- **What to work on**:
Give only the number of lines that hold the word "затрат".

- **Extracted entries**:
■ ■ ■ ■ ■ ■ ■

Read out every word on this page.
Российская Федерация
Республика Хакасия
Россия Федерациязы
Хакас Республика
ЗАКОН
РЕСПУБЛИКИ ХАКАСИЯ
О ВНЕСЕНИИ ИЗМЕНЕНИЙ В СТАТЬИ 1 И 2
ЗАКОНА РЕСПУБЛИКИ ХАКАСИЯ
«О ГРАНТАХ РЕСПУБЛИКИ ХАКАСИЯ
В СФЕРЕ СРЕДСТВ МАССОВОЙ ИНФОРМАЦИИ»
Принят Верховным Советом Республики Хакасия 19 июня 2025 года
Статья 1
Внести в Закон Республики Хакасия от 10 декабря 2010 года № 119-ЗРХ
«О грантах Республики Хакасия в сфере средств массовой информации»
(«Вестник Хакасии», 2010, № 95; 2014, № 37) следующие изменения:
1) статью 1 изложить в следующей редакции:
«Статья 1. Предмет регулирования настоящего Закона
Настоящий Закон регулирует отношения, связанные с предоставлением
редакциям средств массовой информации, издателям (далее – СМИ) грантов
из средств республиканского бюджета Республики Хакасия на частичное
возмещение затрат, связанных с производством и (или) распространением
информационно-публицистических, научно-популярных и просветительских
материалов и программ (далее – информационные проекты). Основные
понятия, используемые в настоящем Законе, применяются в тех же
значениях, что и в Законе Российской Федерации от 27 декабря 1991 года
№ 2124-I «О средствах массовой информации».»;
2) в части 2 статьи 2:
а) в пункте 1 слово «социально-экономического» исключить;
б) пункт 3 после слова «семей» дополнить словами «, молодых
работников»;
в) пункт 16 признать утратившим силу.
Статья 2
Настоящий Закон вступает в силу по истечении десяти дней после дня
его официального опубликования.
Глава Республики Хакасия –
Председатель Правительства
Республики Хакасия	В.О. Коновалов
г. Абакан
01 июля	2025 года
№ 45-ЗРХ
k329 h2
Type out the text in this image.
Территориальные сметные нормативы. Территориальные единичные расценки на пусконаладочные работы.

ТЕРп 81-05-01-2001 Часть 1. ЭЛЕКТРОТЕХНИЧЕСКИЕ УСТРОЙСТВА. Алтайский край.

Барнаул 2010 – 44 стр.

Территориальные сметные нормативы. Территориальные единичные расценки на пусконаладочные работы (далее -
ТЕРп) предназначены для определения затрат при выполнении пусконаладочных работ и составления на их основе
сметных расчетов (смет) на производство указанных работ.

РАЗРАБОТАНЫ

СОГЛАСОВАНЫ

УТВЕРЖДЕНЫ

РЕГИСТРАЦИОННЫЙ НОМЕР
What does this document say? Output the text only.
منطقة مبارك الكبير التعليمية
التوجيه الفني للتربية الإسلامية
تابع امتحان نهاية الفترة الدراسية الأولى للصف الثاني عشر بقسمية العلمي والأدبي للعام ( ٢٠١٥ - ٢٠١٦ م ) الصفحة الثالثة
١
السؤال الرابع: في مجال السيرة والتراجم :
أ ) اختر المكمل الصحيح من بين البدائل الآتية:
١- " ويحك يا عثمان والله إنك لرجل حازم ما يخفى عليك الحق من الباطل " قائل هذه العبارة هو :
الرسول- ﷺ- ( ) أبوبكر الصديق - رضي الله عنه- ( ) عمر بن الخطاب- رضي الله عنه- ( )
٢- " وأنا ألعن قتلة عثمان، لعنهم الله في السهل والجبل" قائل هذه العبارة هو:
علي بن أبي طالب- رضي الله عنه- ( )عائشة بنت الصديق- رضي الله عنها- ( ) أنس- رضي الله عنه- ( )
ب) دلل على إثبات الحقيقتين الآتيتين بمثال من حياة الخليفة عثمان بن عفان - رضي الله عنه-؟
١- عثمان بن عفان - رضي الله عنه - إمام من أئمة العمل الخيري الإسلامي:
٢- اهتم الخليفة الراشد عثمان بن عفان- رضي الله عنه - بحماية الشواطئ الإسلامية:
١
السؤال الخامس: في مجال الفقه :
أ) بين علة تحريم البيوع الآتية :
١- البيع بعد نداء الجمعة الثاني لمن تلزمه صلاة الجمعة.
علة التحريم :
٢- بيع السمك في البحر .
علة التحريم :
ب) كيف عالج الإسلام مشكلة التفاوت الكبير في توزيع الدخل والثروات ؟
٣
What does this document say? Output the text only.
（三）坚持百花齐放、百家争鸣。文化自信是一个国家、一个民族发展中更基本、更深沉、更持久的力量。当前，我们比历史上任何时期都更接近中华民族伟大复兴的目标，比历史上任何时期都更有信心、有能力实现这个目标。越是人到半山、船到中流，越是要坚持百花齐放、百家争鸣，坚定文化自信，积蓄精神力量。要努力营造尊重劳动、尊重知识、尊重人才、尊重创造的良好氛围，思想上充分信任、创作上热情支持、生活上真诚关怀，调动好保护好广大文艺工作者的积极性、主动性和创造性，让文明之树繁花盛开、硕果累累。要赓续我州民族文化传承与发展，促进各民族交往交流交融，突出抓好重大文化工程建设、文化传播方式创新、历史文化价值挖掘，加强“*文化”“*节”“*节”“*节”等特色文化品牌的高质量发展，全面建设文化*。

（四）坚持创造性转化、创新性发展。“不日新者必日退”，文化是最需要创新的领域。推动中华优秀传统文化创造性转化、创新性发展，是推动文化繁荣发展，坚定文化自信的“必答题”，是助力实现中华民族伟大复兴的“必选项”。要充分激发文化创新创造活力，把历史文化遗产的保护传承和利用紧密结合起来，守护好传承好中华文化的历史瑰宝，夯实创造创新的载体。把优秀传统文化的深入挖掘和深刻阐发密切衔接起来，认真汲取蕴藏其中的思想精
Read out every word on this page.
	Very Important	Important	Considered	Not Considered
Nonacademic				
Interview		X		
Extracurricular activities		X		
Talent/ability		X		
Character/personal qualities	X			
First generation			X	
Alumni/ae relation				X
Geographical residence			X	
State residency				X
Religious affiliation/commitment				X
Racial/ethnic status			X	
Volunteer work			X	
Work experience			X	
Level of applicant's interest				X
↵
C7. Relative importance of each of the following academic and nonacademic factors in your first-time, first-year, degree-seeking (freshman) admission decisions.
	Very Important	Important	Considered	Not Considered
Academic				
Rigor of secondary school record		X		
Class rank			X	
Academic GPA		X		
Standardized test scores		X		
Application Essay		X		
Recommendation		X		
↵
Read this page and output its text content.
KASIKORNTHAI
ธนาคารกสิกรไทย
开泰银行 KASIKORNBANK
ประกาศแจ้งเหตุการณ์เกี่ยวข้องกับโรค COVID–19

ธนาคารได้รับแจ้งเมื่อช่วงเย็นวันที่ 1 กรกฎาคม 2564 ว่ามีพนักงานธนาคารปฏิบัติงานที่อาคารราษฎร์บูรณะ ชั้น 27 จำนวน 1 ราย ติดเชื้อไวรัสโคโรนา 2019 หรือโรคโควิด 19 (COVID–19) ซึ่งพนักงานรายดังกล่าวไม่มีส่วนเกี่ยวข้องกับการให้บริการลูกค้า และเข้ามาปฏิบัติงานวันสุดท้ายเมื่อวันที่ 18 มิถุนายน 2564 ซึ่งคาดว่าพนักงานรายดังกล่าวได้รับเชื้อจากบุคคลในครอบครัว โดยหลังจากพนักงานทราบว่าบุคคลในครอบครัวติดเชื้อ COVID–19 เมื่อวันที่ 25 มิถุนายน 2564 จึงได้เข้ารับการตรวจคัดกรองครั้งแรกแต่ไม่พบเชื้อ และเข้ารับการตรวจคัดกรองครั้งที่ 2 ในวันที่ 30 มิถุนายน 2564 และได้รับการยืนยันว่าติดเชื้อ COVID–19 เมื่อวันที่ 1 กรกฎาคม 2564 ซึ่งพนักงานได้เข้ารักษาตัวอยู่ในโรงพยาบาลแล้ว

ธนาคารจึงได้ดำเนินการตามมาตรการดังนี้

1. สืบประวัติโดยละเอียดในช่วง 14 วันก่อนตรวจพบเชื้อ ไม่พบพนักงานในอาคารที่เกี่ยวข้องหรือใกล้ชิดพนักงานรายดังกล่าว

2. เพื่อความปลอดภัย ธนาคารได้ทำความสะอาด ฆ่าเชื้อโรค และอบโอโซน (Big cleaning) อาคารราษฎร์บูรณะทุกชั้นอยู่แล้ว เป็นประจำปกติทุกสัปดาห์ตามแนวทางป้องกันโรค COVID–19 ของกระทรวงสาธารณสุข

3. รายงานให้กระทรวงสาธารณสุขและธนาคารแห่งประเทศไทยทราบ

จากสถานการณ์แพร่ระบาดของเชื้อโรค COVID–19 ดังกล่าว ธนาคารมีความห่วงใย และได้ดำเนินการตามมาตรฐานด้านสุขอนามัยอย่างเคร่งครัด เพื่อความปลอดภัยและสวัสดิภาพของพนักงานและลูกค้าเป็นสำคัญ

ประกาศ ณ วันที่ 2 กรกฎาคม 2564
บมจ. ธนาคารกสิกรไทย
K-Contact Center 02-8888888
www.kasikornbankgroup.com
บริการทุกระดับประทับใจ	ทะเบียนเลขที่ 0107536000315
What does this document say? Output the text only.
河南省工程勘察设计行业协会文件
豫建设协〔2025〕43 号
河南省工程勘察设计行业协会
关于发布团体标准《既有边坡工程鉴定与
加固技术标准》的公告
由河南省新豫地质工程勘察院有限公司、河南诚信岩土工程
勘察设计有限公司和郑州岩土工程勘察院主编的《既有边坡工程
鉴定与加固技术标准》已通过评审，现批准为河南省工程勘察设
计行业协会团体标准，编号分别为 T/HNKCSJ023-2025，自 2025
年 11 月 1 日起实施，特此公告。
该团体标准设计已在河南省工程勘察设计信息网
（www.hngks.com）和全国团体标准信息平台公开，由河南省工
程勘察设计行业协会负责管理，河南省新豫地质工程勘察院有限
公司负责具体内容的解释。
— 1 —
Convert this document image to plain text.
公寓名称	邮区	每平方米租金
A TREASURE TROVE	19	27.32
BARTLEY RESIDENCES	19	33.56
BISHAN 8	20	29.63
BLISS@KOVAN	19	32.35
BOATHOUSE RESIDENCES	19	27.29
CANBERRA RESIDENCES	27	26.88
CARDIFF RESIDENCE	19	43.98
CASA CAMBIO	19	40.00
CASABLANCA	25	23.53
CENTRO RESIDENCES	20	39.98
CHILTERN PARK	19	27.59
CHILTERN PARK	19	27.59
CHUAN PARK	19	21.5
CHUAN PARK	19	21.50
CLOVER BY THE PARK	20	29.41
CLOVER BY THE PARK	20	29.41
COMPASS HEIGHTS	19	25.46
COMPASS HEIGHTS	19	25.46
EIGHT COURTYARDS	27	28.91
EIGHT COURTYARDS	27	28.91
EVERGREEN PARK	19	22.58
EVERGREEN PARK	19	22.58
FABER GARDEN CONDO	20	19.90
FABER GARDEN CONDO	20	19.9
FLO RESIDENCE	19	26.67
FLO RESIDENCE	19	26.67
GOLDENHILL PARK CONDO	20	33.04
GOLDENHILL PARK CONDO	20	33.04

■ ■ ■ ■ ■ ■ ■

- **Complete response**:
2